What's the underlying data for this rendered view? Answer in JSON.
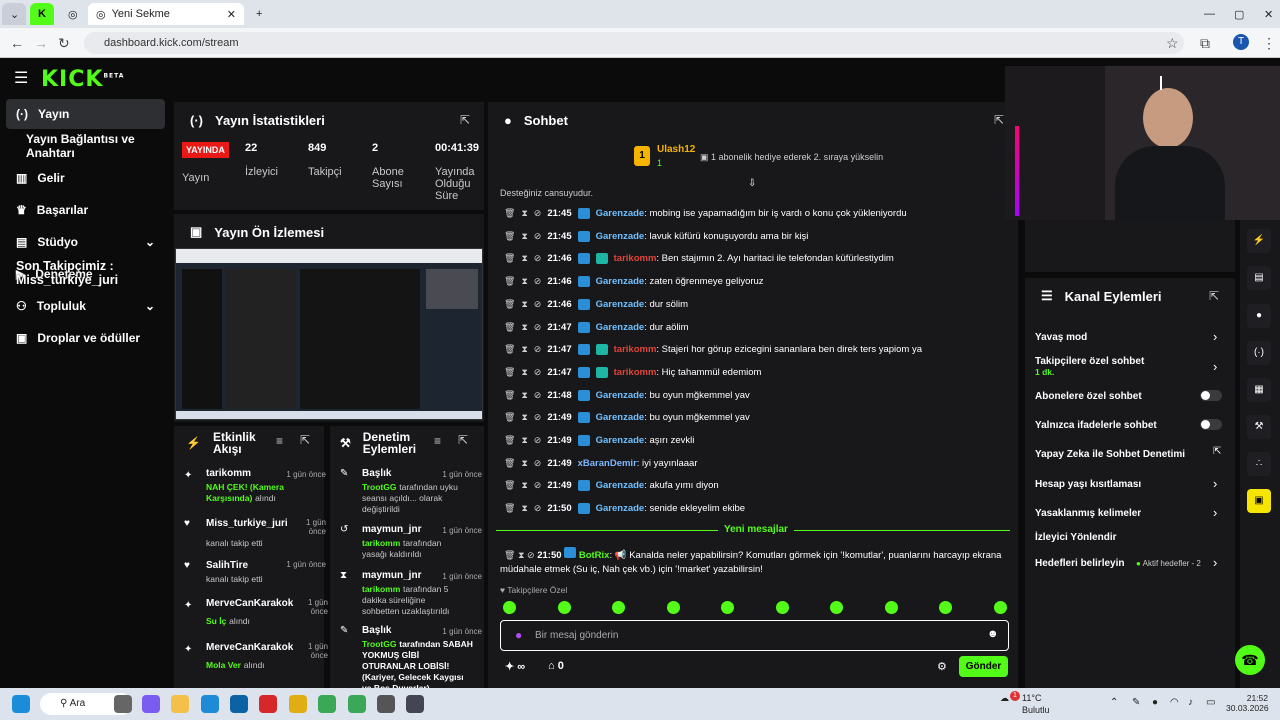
{
  "browser": {
    "tab_title": "Yeni Sekme",
    "url": "dashboard.kick.com/stream",
    "profile_initial": "T"
  },
  "kick": {
    "logo": "KICK",
    "logo_sup": "BETA"
  },
  "sidebar": {
    "items": [
      {
        "label": "Yayın",
        "icon": "broadcast-icon"
      },
      {
        "label": "Yayın Bağlantısı ve Anahtarı"
      },
      {
        "label": "Gelir",
        "icon": "chart-icon"
      },
      {
        "label": "Başarılar",
        "icon": "trophy-icon"
      },
      {
        "label": "Stüdyo",
        "icon": "studio-icon"
      },
      {
        "label": "Deneteme",
        "icon": "play-icon"
      },
      {
        "label": "Topluluk",
        "icon": "people-icon"
      },
      {
        "label": "Droplar ve ödüller",
        "icon": "gift-icon"
      }
    ],
    "overlay_text": "Son Takipçimiz : Miss_turkiye_juri"
  },
  "stats": {
    "title": "Yayın İstatistikleri",
    "live_badge": "YAYINDA",
    "live_label": "Yayın",
    "viewers": "22",
    "viewers_label": "İzleyici",
    "followers": "849",
    "followers_label": "Takipçi",
    "subs": "2",
    "subs_label": "Abone Sayısı",
    "duration": "00:41:39",
    "duration_label": "Yayında Olduğu Süre"
  },
  "preview": {
    "title": "Yayın Ön İzlemesi"
  },
  "activity": {
    "title": "Etkinlik Akışı",
    "items": [
      {
        "name": "tarikomm",
        "time": "1 gün önce",
        "detail": "NAH ÇEK! (Kamera Karşısında)",
        "suffix": "alındı"
      },
      {
        "name": "Miss_turkiye_juri",
        "time": "1 gün önce",
        "detail": "",
        "suffix": "kanalı takip etti"
      },
      {
        "name": "SalihTire",
        "time": "1 gün önce",
        "detail": "",
        "suffix": "kanalı takip etti"
      },
      {
        "name": "MerveCanKarakok",
        "time": "1 gün önce",
        "detail": "Su İç",
        "suffix": "alındı"
      },
      {
        "name": "MerveCanKarakok",
        "time": "1 gün önce",
        "detail": "Mola Ver",
        "suffix": "alındı"
      }
    ]
  },
  "moderation": {
    "title": "Denetim Eylemleri",
    "items": [
      {
        "name": "Başlık",
        "time": "1 gün önce",
        "actor": "TrootGG",
        "text": "tarafından uyku seansı açıldı... olarak değiştirildi"
      },
      {
        "name": "maymun_jnr",
        "time": "1 gün önce",
        "actor": "tarikomm",
        "text": "tarafından yasağı kaldırıldı"
      },
      {
        "name": "maymun_jnr",
        "time": "1 gün önce",
        "actor": "tarikomm",
        "text": "tarafından 5 dakika süreliğine sohbetten uzaklaştırıldı"
      },
      {
        "name": "Başlık",
        "time": "1 gün önce",
        "actor": "TrootGG",
        "text": "tarafından SABAH YOKMUŞ GİBİ OTURANLAR LOBİSİ! (Kariyer, Gelecek Kaygısı ve Boş Duvarlar)"
      }
    ]
  },
  "chat": {
    "title": "Sohbet",
    "pinned_user": "Ulash12",
    "pinned_count": "1",
    "pinned_text": "1 abonelik hediye ederek 2. sıraya yükselin",
    "truncated_top": "Desteğiniz cansuyudur.",
    "messages": [
      {
        "time": "21:45",
        "user": "Garenzade",
        "style": "g",
        "text": "mobing ise yapamadığım bir iş vardı o konu çok yükleniyordu"
      },
      {
        "time": "21:45",
        "user": "Garenzade",
        "style": "g",
        "text": "lavuk küfürü konuşuyordu ama bir kişi"
      },
      {
        "time": "21:46",
        "user": "tarikomm",
        "style": "r",
        "text": "Ben stajımın 2. Ayı haritaci ile telefondan küfürlestiydim"
      },
      {
        "time": "21:46",
        "user": "Garenzade",
        "style": "g",
        "text": "zaten öğrenmeye geliyoruz"
      },
      {
        "time": "21:46",
        "user": "Garenzade",
        "style": "g",
        "text": "dur sölim"
      },
      {
        "time": "21:47",
        "user": "Garenzade",
        "style": "g",
        "text": "dur aölim"
      },
      {
        "time": "21:47",
        "user": "tarikomm",
        "style": "r",
        "text": "Stajeri hor görup ezicegini sananlara ben direk ters yapiom ya"
      },
      {
        "time": "21:47",
        "user": "tarikomm",
        "style": "r",
        "text": "Hiç tahammül edemiom"
      },
      {
        "time": "21:48",
        "user": "Garenzade",
        "style": "g",
        "text": "bu oyun mğkemmel yav"
      },
      {
        "time": "21:49",
        "user": "Garenzade",
        "style": "g",
        "text": "bu oyun mğkemmel yav"
      },
      {
        "time": "21:49",
        "user": "Garenzade",
        "style": "g",
        "text": "aşırı zevkli"
      },
      {
        "time": "21:49",
        "user": "xBaranDemir",
        "style": "b",
        "text": "iyi yayınlaaar"
      },
      {
        "time": "21:49",
        "user": "Garenzade",
        "style": "g",
        "text": "akufa yımı diyon"
      },
      {
        "time": "21:50",
        "user": "Garenzade",
        "style": "g",
        "text": "senide ekleyelim ekibe"
      }
    ],
    "new_messages": "Yeni mesajlar",
    "bot_time": "21:50",
    "bot_user": "BotRix",
    "bot_text": "Kanalda neler yapabilirsin? Komutları görmek için '!komutlar', puanlarını harcayıp ekrana",
    "bot_text2": "müdahale etmek (Su iç, Nah çek vb.) için '!market' yazabilirsin!",
    "followers_only": "Takipçilere Özel",
    "input_placeholder": "Bir mesaj gönderin",
    "points": "0",
    "infinity": "∞",
    "send": "Gönder"
  },
  "channel_actions": {
    "title": "Kanal Eylemleri",
    "slow_mode": "Yavaş mod",
    "followers_chat": "Takipçilere özel sohbet",
    "followers_chat_sub": "1 dk.",
    "subs_chat": "Abonelere özel sohbet",
    "emote_chat": "Yalnızca ifadelerle sohbet",
    "ai_mod": "Yapay Zeka ile Sohbet Denetimi",
    "age_limits": "Hesap yaşı kısıtlaması",
    "banned_words": "Yasaklanmış kelimeler",
    "redirect": "İzleyici Yönlendir",
    "goals": "Hedefleri belirleyin",
    "goals_status": "Aktif hedefler - 2"
  },
  "taskbar": {
    "search": "Ara",
    "weather_temp": "11°C",
    "weather_desc": "Bulutlu",
    "time": "21:52",
    "date": "30.03.2026",
    "notif": "1"
  }
}
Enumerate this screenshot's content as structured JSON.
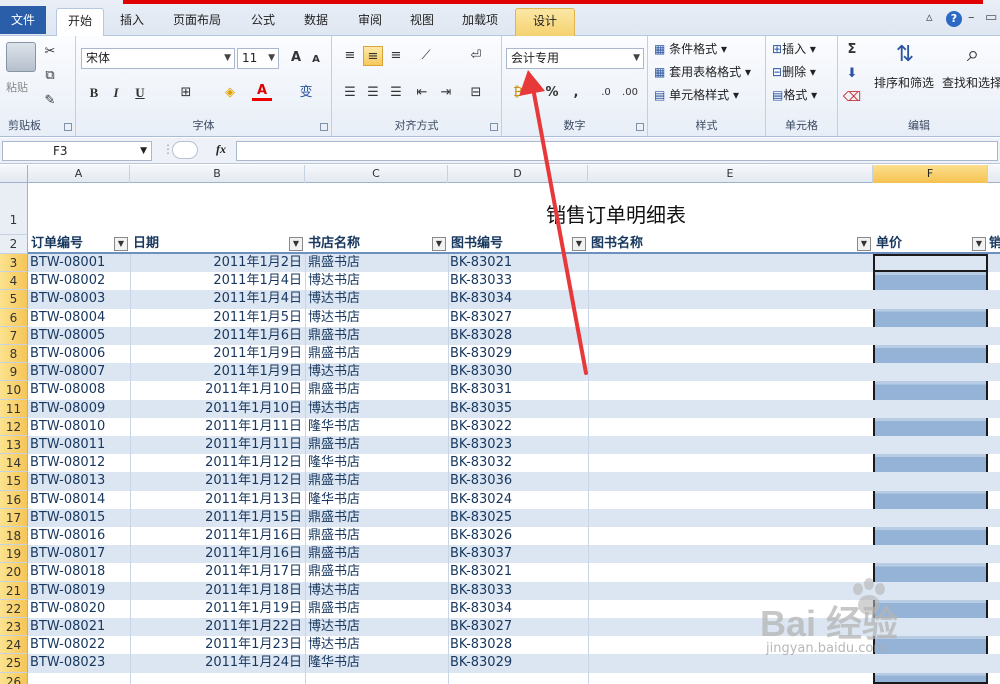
{
  "ribbon_tabs": [
    "文件",
    "开始",
    "插入",
    "页面布局",
    "公式",
    "数据",
    "审阅",
    "视图",
    "加载项",
    "设计"
  ],
  "clipboard": {
    "paste": "粘贴",
    "label": "剪贴板"
  },
  "font": {
    "name": "宋体",
    "size": "11",
    "label": "字体",
    "grow": "A",
    "shrink": "A",
    "bold": "B",
    "italic": "I",
    "underline": "U",
    "wen": "变"
  },
  "align": {
    "label": "对齐方式"
  },
  "number": {
    "format": "会计专用",
    "label": "数字",
    "percent": "%",
    "comma": ","
  },
  "styles": {
    "cond": "条件格式",
    "table": "套用表格格式",
    "cell": "单元格样式",
    "label": "样式"
  },
  "cells": {
    "insert": "插入",
    "delete": "删除",
    "format": "格式",
    "label": "单元格"
  },
  "editing": {
    "sort": "排序和筛选",
    "find": "查找和选择",
    "label": "编辑",
    "sigma": "Σ"
  },
  "namebox": "F3",
  "fx": "fx",
  "columns": [
    "A",
    "B",
    "C",
    "D",
    "E",
    "F"
  ],
  "title": "销售订单明细表",
  "headers": [
    "订单编号",
    "日期",
    "书店名称",
    "图书编号",
    "图书名称",
    "单价",
    "销"
  ],
  "rownums": [
    "1",
    "2",
    "3",
    "4",
    "5",
    "6",
    "7",
    "8",
    "9",
    "10",
    "11",
    "12",
    "13",
    "14",
    "15",
    "16",
    "17",
    "18",
    "19",
    "20",
    "21",
    "22",
    "23",
    "24",
    "25",
    "26"
  ],
  "rows": [
    [
      "BTW-08001",
      "2011年1月2日",
      "鼎盛书店",
      "BK-83021"
    ],
    [
      "BTW-08002",
      "2011年1月4日",
      "博达书店",
      "BK-83033"
    ],
    [
      "BTW-08003",
      "2011年1月4日",
      "博达书店",
      "BK-83034"
    ],
    [
      "BTW-08004",
      "2011年1月5日",
      "博达书店",
      "BK-83027"
    ],
    [
      "BTW-08005",
      "2011年1月6日",
      "鼎盛书店",
      "BK-83028"
    ],
    [
      "BTW-08006",
      "2011年1月9日",
      "鼎盛书店",
      "BK-83029"
    ],
    [
      "BTW-08007",
      "2011年1月9日",
      "博达书店",
      "BK-83030"
    ],
    [
      "BTW-08008",
      "2011年1月10日",
      "鼎盛书店",
      "BK-83031"
    ],
    [
      "BTW-08009",
      "2011年1月10日",
      "博达书店",
      "BK-83035"
    ],
    [
      "BTW-08010",
      "2011年1月11日",
      "隆华书店",
      "BK-83022"
    ],
    [
      "BTW-08011",
      "2011年1月11日",
      "鼎盛书店",
      "BK-83023"
    ],
    [
      "BTW-08012",
      "2011年1月12日",
      "隆华书店",
      "BK-83032"
    ],
    [
      "BTW-08013",
      "2011年1月12日",
      "鼎盛书店",
      "BK-83036"
    ],
    [
      "BTW-08014",
      "2011年1月13日",
      "隆华书店",
      "BK-83024"
    ],
    [
      "BTW-08015",
      "2011年1月15日",
      "鼎盛书店",
      "BK-83025"
    ],
    [
      "BTW-08016",
      "2011年1月16日",
      "鼎盛书店",
      "BK-83026"
    ],
    [
      "BTW-08017",
      "2011年1月16日",
      "鼎盛书店",
      "BK-83037"
    ],
    [
      "BTW-08018",
      "2011年1月17日",
      "鼎盛书店",
      "BK-83021"
    ],
    [
      "BTW-08019",
      "2011年1月18日",
      "博达书店",
      "BK-83033"
    ],
    [
      "BTW-08020",
      "2011年1月19日",
      "鼎盛书店",
      "BK-83034"
    ],
    [
      "BTW-08021",
      "2011年1月22日",
      "博达书店",
      "BK-83027"
    ],
    [
      "BTW-08022",
      "2011年1月23日",
      "博达书店",
      "BK-83028"
    ],
    [
      "BTW-08023",
      "2011年1月24日",
      "隆华书店",
      "BK-83029"
    ]
  ],
  "watermark": {
    "brand": "Bai 经验",
    "url": "jingyan.baidu.com"
  },
  "colors": {
    "accent": "#2a5ea8",
    "arrow": "#e8393a",
    "band": "#dce6f2",
    "selection": "#95b3d7"
  }
}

--------------------------------

[SHORT EXERCISE] Search the preceding listing for the word "İzleyici" and pull out every line that holds it.

[ANSWER BELOW]
    "viewers_label": "İzleyici",
    "redirect": "İzleyici Yönlendir",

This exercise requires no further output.